● **Work to be completed**
Nothing may be dropped or altered: reproduce all the data.

Records from a dataset:
______

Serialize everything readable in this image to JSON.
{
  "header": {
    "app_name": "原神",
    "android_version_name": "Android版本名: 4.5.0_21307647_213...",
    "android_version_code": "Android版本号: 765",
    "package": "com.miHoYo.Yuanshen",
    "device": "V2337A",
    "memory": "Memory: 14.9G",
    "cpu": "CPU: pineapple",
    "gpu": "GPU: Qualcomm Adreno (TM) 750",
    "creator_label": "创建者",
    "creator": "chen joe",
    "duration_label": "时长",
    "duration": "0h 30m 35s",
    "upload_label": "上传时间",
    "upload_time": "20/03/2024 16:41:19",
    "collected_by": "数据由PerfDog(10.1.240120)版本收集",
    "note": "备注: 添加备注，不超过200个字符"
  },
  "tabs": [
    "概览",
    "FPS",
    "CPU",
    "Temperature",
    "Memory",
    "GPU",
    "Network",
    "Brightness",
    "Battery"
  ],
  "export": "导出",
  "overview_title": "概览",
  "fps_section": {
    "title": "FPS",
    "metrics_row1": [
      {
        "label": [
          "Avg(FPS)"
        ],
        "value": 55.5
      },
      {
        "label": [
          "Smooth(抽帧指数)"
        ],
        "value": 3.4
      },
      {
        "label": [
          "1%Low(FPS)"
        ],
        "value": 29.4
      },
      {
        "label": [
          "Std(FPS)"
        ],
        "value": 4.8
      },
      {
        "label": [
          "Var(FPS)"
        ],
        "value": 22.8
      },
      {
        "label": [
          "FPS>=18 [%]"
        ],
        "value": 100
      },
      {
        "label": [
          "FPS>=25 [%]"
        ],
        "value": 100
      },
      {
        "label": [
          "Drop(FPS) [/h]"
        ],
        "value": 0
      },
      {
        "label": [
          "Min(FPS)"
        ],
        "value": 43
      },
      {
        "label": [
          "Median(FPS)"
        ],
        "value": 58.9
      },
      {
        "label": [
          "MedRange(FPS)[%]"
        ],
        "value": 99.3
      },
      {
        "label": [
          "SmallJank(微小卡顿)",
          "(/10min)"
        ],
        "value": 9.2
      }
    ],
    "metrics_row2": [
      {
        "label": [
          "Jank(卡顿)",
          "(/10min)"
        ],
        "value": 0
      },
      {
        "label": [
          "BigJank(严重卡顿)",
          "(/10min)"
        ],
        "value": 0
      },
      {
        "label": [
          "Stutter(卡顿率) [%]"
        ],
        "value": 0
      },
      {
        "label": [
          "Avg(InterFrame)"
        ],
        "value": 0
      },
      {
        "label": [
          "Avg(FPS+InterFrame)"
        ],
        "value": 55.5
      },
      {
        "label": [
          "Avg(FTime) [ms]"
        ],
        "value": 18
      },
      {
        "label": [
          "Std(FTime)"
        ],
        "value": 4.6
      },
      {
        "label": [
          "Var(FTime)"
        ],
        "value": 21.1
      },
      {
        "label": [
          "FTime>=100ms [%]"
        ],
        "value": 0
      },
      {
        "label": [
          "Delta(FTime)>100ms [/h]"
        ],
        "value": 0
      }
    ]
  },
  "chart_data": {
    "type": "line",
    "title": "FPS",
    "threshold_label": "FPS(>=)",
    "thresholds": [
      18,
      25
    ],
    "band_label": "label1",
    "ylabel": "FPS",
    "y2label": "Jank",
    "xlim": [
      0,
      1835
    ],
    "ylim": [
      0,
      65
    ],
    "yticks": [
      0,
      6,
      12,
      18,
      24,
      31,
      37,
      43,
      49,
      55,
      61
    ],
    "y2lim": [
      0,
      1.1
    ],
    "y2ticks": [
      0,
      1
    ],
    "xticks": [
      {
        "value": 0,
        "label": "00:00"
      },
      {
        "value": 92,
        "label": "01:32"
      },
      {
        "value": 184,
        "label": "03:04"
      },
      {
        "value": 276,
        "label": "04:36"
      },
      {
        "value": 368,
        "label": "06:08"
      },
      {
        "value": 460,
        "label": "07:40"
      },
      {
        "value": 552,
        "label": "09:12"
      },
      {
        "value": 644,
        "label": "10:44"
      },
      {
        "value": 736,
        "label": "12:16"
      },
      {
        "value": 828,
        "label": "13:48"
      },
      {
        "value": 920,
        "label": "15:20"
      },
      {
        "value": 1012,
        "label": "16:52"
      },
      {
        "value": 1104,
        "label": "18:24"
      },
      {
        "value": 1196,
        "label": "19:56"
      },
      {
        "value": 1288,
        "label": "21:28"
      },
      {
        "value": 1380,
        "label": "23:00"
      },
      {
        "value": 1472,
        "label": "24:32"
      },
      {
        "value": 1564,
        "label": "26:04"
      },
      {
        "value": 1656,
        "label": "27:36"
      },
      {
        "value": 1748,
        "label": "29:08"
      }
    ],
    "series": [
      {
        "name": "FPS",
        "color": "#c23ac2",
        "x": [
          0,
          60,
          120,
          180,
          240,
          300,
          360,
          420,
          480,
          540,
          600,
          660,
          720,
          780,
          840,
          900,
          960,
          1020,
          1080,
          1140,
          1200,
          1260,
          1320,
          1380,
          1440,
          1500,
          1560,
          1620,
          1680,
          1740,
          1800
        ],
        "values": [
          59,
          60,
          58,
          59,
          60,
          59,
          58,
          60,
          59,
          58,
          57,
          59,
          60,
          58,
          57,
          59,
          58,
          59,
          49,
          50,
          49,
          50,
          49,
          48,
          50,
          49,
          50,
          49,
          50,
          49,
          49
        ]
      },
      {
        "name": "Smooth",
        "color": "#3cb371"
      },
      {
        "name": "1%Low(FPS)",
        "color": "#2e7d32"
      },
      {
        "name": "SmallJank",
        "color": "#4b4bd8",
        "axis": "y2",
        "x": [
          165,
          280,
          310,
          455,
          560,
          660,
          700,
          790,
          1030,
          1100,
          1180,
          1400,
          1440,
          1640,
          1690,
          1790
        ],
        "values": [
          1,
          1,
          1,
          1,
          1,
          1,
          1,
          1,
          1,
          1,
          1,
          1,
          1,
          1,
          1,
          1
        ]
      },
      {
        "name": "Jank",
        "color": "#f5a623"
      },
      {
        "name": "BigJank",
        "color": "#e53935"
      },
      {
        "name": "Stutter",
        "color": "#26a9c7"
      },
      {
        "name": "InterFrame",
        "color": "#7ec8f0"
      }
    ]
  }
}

______

● **Problem solution**
Serialize everything readable in this image to JSON.
{
  "header": {
    "app_name": "原神",
    "android_version_name": "Android版本名: 4.5.0_21307647_213...",
    "android_version_code": "Android版本号: 765",
    "package": "com.miHoYo.Yuanshen",
    "device": "V2337A",
    "memory": "Memory: 14.9G",
    "cpu": "CPU: pineapple",
    "gpu": "GPU: Qualcomm Adreno (TM) 750",
    "creator_label": "创建者",
    "creator": "chen joe",
    "duration_label": "时长",
    "duration": "0h 30m 35s",
    "upload_label": "上传时间",
    "upload_time": "20/03/2024 16:41:19",
    "collected_by": "数据由PerfDog(10.1.240120)版本收集",
    "note": "备注: 添加备注，不超过200个字符"
  },
  "tabs": [
    "概览",
    "FPS",
    "CPU",
    "Temperature",
    "Memory",
    "GPU",
    "Network",
    "Brightness",
    "Battery"
  ],
  "export": "导出",
  "overview_title": "概览",
  "fps_section": {
    "title": "FPS",
    "metrics_row1": [
      {
        "label": [
          "Avg(FPS)"
        ],
        "value": 55.5
      },
      {
        "label": [
          "Smooth(抽帧指数)"
        ],
        "value": 3.4
      },
      {
        "label": [
          "1%Low(FPS)"
        ],
        "value": 29.4
      },
      {
        "label": [
          "Std(FPS)"
        ],
        "value": 4.8
      },
      {
        "label": [
          "Var(FPS)"
        ],
        "value": 22.8
      },
      {
        "label": [
          "FPS>=18 [%]"
        ],
        "value": 100
      },
      {
        "label": [
          "FPS>=25 [%]"
        ],
        "value": 100
      },
      {
        "label": [
          "Drop(FPS) [/h]"
        ],
        "value": 0
      },
      {
        "label": [
          "Min(FPS)"
        ],
        "value": 43
      },
      {
        "label": [
          "Median(FPS)"
        ],
        "value": 58.9
      },
      {
        "label": [
          "MedRange(FPS)[%]"
        ],
        "value": 99.3
      },
      {
        "label": [
          "SmallJank(微小卡顿)",
          "(/10min)"
        ],
        "value": 9.2
      }
    ],
    "metrics_row2": [
      {
        "label": [
          "Jank(卡顿)",
          "(/10min)"
        ],
        "value": 0
      },
      {
        "label": [
          "BigJank(严重卡顿)",
          "(/10min)"
        ],
        "value": 0
      },
      {
        "label": [
          "Stutter(卡顿率) [%]"
        ],
        "value": 0
      },
      {
        "label": [
          "Avg(InterFrame)"
        ],
        "value": 0
      },
      {
        "label": [
          "Avg(FPS+InterFrame)"
        ],
        "value": 55.5
      },
      {
        "label": [
          "Avg(FTime) [ms]"
        ],
        "value": 18
      },
      {
        "label": [
          "Std(FTime)"
        ],
        "value": 4.6
      },
      {
        "label": [
          "Var(FTime)"
        ],
        "value": 21.1
      },
      {
        "label": [
          "FTime>=100ms [%]"
        ],
        "value": 0
      },
      {
        "label": [
          "Delta(FTime)>100ms [/h]"
        ],
        "value": 0
      }
    ]
  },
  "chart_data": {
    "type": "line",
    "title": "FPS",
    "threshold_label": "FPS(>=)",
    "thresholds": [
      18,
      25
    ],
    "band_label": "label1",
    "ylabel": "FPS",
    "y2label": "Jank",
    "xlim": [
      0,
      1835
    ],
    "ylim": [
      0,
      65
    ],
    "yticks": [
      0,
      6,
      12,
      18,
      24,
      31,
      37,
      43,
      49,
      55,
      61
    ],
    "y2lim": [
      0,
      1.1
    ],
    "y2ticks": [
      0,
      1
    ],
    "xticks": [
      {
        "value": 0,
        "label": "00:00"
      },
      {
        "value": 92,
        "label": "01:32"
      },
      {
        "value": 184,
        "label": "03:04"
      },
      {
        "value": 276,
        "label": "04:36"
      },
      {
        "value": 368,
        "label": "06:08"
      },
      {
        "value": 460,
        "label": "07:40"
      },
      {
        "value": 552,
        "label": "09:12"
      },
      {
        "value": 644,
        "label": "10:44"
      },
      {
        "value": 736,
        "label": "12:16"
      },
      {
        "value": 828,
        "label": "13:48"
      },
      {
        "value": 920,
        "label": "15:20"
      },
      {
        "value": 1012,
        "label": "16:52"
      },
      {
        "value": 1104,
        "label": "18:24"
      },
      {
        "value": 1196,
        "label": "19:56"
      },
      {
        "value": 1288,
        "label": "21:28"
      },
      {
        "value": 1380,
        "label": "23:00"
      },
      {
        "value": 1472,
        "label": "24:32"
      },
      {
        "value": 1564,
        "label": "26:04"
      },
      {
        "value": 1656,
        "label": "27:36"
      },
      {
        "value": 1748,
        "label": "29:08"
      }
    ],
    "series": [
      {
        "name": "FPS",
        "color": "#c23ac2",
        "x": [
          0,
          60,
          120,
          180,
          240,
          300,
          360,
          420,
          480,
          540,
          600,
          660,
          720,
          780,
          840,
          900,
          960,
          1020,
          1080,
          1140,
          1200,
          1260,
          1320,
          1380,
          1440,
          1500,
          1560,
          1620,
          1680,
          1740,
          1800
        ],
        "values": [
          59,
          60,
          58,
          59,
          60,
          59,
          58,
          60,
          59,
          58,
          57,
          59,
          60,
          58,
          57,
          59,
          58,
          59,
          49,
          50,
          49,
          50,
          49,
          48,
          50,
          49,
          50,
          49,
          50,
          49,
          49
        ]
      },
      {
        "name": "Smooth",
        "color": "#3cb371"
      },
      {
        "name": "1%Low(FPS)",
        "color": "#2e7d32"
      },
      {
        "name": "SmallJank",
        "color": "#4b4bd8",
        "axis": "y2",
        "x": [
          165,
          280,
          310,
          455,
          560,
          660,
          700,
          790,
          1030,
          1100,
          1180,
          1400,
          1440,
          1640,
          1690,
          1790
        ],
        "values": [
          1,
          1,
          1,
          1,
          1,
          1,
          1,
          1,
          1,
          1,
          1,
          1,
          1,
          1,
          1,
          1
        ]
      },
      {
        "name": "Jank",
        "color": "#f5a623"
      },
      {
        "name": "BigJank",
        "color": "#e53935"
      },
      {
        "name": "Stutter",
        "color": "#26a9c7"
      },
      {
        "name": "InterFrame",
        "color": "#7ec8f0"
      }
    ]
  }
}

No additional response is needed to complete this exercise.